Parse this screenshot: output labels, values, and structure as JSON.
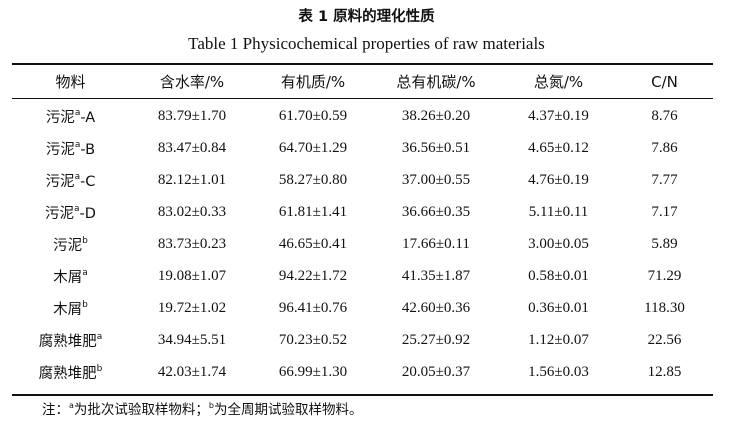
{
  "title_cn": "表 1  原料的理化性质",
  "title_en": "Table 1  Physicochemical properties of raw materials",
  "table": {
    "headers": [
      "物料",
      "含水率/%",
      "有机质/%",
      "总有机碳/%",
      "总氮/%",
      "C/N"
    ],
    "rows": [
      {
        "name": "污泥",
        "sup": "a",
        "suffix": "-A",
        "values": [
          "83.79±1.70",
          "61.70±0.59",
          "38.26±0.20",
          "4.37±0.19",
          "8.76"
        ]
      },
      {
        "name": "污泥",
        "sup": "a",
        "suffix": "-B",
        "values": [
          "83.47±0.84",
          "64.70±1.29",
          "36.56±0.51",
          "4.65±0.12",
          "7.86"
        ]
      },
      {
        "name": "污泥",
        "sup": "a",
        "suffix": "-C",
        "values": [
          "82.12±1.01",
          "58.27±0.80",
          "37.00±0.55",
          "4.76±0.19",
          "7.77"
        ]
      },
      {
        "name": "污泥",
        "sup": "a",
        "suffix": "-D",
        "values": [
          "83.02±0.33",
          "61.81±1.41",
          "36.66±0.35",
          "5.11±0.11",
          "7.17"
        ]
      },
      {
        "name": "污泥",
        "sup": "b",
        "suffix": "",
        "values": [
          "83.73±0.23",
          "46.65±0.41",
          "17.66±0.11",
          "3.00±0.05",
          "5.89"
        ]
      },
      {
        "name": "木屑",
        "sup": "a",
        "suffix": "",
        "values": [
          "19.08±1.07",
          "94.22±1.72",
          "41.35±1.87",
          "0.58±0.01",
          "71.29"
        ]
      },
      {
        "name": "木屑",
        "sup": "b",
        "suffix": "",
        "values": [
          "19.72±1.02",
          "96.41±0.76",
          "42.60±0.36",
          "0.36±0.01",
          "118.30"
        ]
      },
      {
        "name": "腐熟堆肥",
        "sup": "a",
        "suffix": "",
        "values": [
          "34.94±5.51",
          "70.23±0.52",
          "25.27±0.92",
          "1.12±0.07",
          "22.56"
        ]
      },
      {
        "name": "腐熟堆肥",
        "sup": "b",
        "suffix": "",
        "values": [
          "42.03±1.74",
          "66.99±1.30",
          "20.05±0.37",
          "1.56±0.03",
          "12.85"
        ]
      }
    ]
  },
  "note": {
    "prefix": "注：",
    "sup_a": "a",
    "text_a": "为批次试验取样物料；",
    "sup_b": "b",
    "text_b": "为全周期试验取样物料。"
  }
}
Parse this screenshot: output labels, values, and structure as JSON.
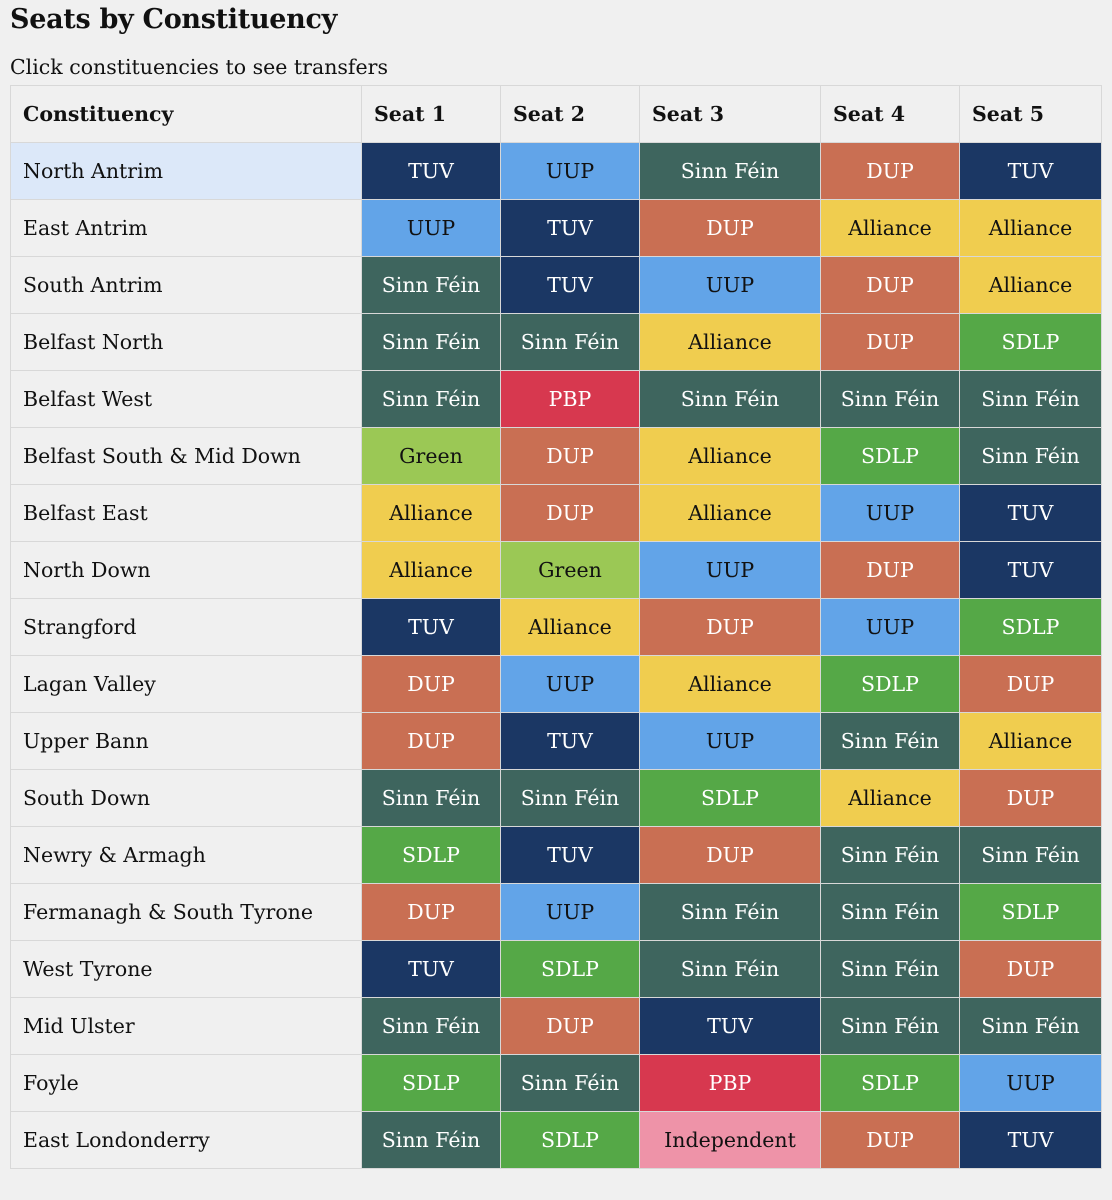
{
  "header": {
    "title": "Seats by Constituency",
    "subtitle": "Click constituencies to see transfers"
  },
  "table": {
    "columns": [
      "Constituency",
      "Seat 1",
      "Seat 2",
      "Seat 3",
      "Seat 4",
      "Seat 5"
    ],
    "selected_row": 0,
    "rows": [
      {
        "name": "North Antrim",
        "seats": [
          "TUV",
          "UUP",
          "Sinn Féin",
          "DUP",
          "TUV"
        ]
      },
      {
        "name": "East Antrim",
        "seats": [
          "UUP",
          "TUV",
          "DUP",
          "Alliance",
          "Alliance"
        ]
      },
      {
        "name": "South Antrim",
        "seats": [
          "Sinn Féin",
          "TUV",
          "UUP",
          "DUP",
          "Alliance"
        ]
      },
      {
        "name": "Belfast North",
        "seats": [
          "Sinn Féin",
          "Sinn Féin",
          "Alliance",
          "DUP",
          "SDLP"
        ]
      },
      {
        "name": "Belfast West",
        "seats": [
          "Sinn Féin",
          "PBP",
          "Sinn Féin",
          "Sinn Féin",
          "Sinn Féin"
        ]
      },
      {
        "name": "Belfast South & Mid Down",
        "seats": [
          "Green",
          "DUP",
          "Alliance",
          "SDLP",
          "Sinn Féin"
        ]
      },
      {
        "name": "Belfast East",
        "seats": [
          "Alliance",
          "DUP",
          "Alliance",
          "UUP",
          "TUV"
        ]
      },
      {
        "name": "North Down",
        "seats": [
          "Alliance",
          "Green",
          "UUP",
          "DUP",
          "TUV"
        ]
      },
      {
        "name": "Strangford",
        "seats": [
          "TUV",
          "Alliance",
          "DUP",
          "UUP",
          "SDLP"
        ]
      },
      {
        "name": "Lagan Valley",
        "seats": [
          "DUP",
          "UUP",
          "Alliance",
          "SDLP",
          "DUP"
        ]
      },
      {
        "name": "Upper Bann",
        "seats": [
          "DUP",
          "TUV",
          "UUP",
          "Sinn Féin",
          "Alliance"
        ]
      },
      {
        "name": "South Down",
        "seats": [
          "Sinn Féin",
          "Sinn Féin",
          "SDLP",
          "Alliance",
          "DUP"
        ]
      },
      {
        "name": "Newry & Armagh",
        "seats": [
          "SDLP",
          "TUV",
          "DUP",
          "Sinn Féin",
          "Sinn Féin"
        ]
      },
      {
        "name": "Fermanagh & South Tyrone",
        "seats": [
          "DUP",
          "UUP",
          "Sinn Féin",
          "Sinn Féin",
          "SDLP"
        ]
      },
      {
        "name": "West Tyrone",
        "seats": [
          "TUV",
          "SDLP",
          "Sinn Féin",
          "Sinn Féin",
          "DUP"
        ]
      },
      {
        "name": "Mid Ulster",
        "seats": [
          "Sinn Féin",
          "DUP",
          "TUV",
          "Sinn Féin",
          "Sinn Féin"
        ]
      },
      {
        "name": "Foyle",
        "seats": [
          "SDLP",
          "Sinn Féin",
          "PBP",
          "SDLP",
          "UUP"
        ]
      },
      {
        "name": "East Londonderry",
        "seats": [
          "Sinn Féin",
          "SDLP",
          "Independent",
          "DUP",
          "TUV"
        ]
      }
    ]
  },
  "party_colors": {
    "TUV": {
      "bg": "#1b3764",
      "text": "dark"
    },
    "UUP": {
      "bg": "#62a4e8",
      "text": "light"
    },
    "Sinn Féin": {
      "bg": "#3e655e",
      "text": "dark"
    },
    "DUP": {
      "bg": "#c96f53",
      "text": "dark"
    },
    "Alliance": {
      "bg": "#f0cd4f",
      "text": "light"
    },
    "SDLP": {
      "bg": "#55a847",
      "text": "dark"
    },
    "PBP": {
      "bg": "#d7384f",
      "text": "dark"
    },
    "Green": {
      "bg": "#9bc855",
      "text": "light"
    },
    "Independent": {
      "bg": "#ee93a8",
      "text": "light"
    }
  }
}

--*--

Search the records above for "East". Copy each line where it is found.

• _Answer below_:
        "name": "East Antrim",
        "name": "Belfast East",
        "name": "East Londonderry",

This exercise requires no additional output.